## Exercise brief
Answer with one number only: the number of lines that include the word "probabilidade".
** START OF Excerpted records **
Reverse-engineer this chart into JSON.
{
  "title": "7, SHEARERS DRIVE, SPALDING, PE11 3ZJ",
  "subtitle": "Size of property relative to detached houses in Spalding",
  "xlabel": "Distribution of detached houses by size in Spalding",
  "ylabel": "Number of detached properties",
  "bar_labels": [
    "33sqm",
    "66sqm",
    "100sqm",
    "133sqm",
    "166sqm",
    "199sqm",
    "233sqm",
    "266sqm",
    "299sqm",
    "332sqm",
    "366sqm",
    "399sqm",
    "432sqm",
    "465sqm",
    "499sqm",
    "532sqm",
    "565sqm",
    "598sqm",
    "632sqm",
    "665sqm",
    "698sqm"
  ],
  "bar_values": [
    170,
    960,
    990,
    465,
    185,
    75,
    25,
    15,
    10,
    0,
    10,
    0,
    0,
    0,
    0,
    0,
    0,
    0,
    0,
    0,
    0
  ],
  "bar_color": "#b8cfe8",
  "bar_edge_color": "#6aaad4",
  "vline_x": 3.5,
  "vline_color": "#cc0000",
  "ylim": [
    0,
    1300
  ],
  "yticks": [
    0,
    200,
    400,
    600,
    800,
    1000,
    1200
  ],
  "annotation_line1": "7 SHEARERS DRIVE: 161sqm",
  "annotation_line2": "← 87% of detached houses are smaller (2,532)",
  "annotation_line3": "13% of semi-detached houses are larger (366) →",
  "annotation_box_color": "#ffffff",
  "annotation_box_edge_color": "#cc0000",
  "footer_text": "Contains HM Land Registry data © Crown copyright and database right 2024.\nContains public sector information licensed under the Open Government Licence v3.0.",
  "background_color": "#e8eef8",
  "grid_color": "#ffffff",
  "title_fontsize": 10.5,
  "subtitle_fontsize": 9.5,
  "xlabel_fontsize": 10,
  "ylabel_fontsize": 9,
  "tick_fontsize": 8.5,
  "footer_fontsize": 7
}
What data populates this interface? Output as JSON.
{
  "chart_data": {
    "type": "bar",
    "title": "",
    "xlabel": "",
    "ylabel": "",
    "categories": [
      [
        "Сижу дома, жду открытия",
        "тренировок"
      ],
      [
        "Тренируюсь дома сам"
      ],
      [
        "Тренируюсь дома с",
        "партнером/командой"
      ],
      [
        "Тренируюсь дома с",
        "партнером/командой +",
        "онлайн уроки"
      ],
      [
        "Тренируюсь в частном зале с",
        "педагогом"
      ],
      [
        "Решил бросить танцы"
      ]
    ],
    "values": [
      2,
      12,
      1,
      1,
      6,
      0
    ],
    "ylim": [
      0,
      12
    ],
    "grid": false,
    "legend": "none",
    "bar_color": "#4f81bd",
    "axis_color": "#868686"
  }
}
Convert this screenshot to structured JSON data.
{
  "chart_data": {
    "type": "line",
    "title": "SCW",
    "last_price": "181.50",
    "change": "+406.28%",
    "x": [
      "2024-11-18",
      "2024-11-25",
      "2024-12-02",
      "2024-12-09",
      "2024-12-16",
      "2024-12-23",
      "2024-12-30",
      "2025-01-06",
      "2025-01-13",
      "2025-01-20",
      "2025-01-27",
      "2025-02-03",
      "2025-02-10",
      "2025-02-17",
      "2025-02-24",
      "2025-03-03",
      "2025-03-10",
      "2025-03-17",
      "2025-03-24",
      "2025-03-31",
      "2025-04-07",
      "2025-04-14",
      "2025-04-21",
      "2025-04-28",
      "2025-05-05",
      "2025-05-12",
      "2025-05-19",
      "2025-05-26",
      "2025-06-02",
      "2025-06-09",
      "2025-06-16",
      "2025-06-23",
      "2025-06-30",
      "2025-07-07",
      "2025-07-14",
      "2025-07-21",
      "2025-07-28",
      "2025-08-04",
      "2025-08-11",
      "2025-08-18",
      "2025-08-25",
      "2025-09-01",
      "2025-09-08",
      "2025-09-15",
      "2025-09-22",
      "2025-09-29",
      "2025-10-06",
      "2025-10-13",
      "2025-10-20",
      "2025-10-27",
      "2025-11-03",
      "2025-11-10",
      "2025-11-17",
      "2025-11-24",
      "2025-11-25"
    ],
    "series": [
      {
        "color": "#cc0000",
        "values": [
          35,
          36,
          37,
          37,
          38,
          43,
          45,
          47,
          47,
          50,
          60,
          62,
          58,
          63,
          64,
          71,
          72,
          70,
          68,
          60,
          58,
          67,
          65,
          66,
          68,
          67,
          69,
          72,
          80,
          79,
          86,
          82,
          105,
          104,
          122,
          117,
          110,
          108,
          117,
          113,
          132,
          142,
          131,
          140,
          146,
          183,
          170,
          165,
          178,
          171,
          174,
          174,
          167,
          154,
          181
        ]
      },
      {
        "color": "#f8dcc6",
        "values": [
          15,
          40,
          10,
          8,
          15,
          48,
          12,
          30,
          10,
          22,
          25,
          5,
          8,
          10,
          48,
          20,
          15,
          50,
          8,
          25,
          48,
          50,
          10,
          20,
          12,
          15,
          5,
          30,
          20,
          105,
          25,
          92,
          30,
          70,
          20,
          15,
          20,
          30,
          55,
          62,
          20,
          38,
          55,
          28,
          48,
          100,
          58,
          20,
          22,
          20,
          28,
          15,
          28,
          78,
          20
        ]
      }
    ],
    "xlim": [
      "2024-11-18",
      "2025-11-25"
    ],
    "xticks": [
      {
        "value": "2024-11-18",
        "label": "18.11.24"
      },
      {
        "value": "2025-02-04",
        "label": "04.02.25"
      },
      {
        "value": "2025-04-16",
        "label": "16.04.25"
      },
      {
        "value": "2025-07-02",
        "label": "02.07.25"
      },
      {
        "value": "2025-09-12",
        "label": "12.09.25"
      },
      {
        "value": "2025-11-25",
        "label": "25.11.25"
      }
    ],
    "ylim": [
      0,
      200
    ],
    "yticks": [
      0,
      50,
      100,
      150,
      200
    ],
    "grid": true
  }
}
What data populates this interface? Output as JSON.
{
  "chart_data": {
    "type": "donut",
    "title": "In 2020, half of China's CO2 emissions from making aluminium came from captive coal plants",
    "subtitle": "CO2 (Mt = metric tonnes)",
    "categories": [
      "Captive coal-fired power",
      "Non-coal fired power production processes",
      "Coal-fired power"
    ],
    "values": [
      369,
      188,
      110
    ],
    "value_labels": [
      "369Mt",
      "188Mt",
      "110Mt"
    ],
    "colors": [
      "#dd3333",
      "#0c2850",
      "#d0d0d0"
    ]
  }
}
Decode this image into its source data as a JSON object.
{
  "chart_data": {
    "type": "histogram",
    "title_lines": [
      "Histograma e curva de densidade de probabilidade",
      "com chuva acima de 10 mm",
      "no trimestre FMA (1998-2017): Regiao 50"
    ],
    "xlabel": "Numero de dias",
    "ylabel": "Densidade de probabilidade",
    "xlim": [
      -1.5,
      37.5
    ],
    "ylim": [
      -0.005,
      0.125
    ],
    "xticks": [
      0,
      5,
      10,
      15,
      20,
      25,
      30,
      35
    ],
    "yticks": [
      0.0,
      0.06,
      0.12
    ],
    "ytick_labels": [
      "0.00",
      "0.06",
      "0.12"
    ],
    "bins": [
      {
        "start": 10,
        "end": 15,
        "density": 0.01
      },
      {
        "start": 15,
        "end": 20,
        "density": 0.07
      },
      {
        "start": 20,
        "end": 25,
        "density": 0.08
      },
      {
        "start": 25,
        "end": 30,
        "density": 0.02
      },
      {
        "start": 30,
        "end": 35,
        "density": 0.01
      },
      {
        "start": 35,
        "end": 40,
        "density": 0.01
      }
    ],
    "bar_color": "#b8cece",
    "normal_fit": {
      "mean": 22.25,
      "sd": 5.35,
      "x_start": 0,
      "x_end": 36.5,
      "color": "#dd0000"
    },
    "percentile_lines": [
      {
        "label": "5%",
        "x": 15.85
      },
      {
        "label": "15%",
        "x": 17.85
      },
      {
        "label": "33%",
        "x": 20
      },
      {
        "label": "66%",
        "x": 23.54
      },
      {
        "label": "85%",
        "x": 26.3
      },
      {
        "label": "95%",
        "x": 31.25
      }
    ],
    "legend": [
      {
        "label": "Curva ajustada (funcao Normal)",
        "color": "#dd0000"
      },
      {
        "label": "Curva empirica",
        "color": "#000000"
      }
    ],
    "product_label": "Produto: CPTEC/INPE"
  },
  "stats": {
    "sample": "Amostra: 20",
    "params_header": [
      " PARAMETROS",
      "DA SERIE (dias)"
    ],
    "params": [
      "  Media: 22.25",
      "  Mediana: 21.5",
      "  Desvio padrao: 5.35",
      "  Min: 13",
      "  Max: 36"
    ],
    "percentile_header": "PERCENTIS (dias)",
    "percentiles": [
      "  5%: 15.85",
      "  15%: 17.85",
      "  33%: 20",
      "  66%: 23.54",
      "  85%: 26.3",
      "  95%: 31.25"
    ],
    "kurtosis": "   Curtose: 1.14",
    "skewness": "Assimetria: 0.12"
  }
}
** END OF Excerpted records **
## Answer for the task
2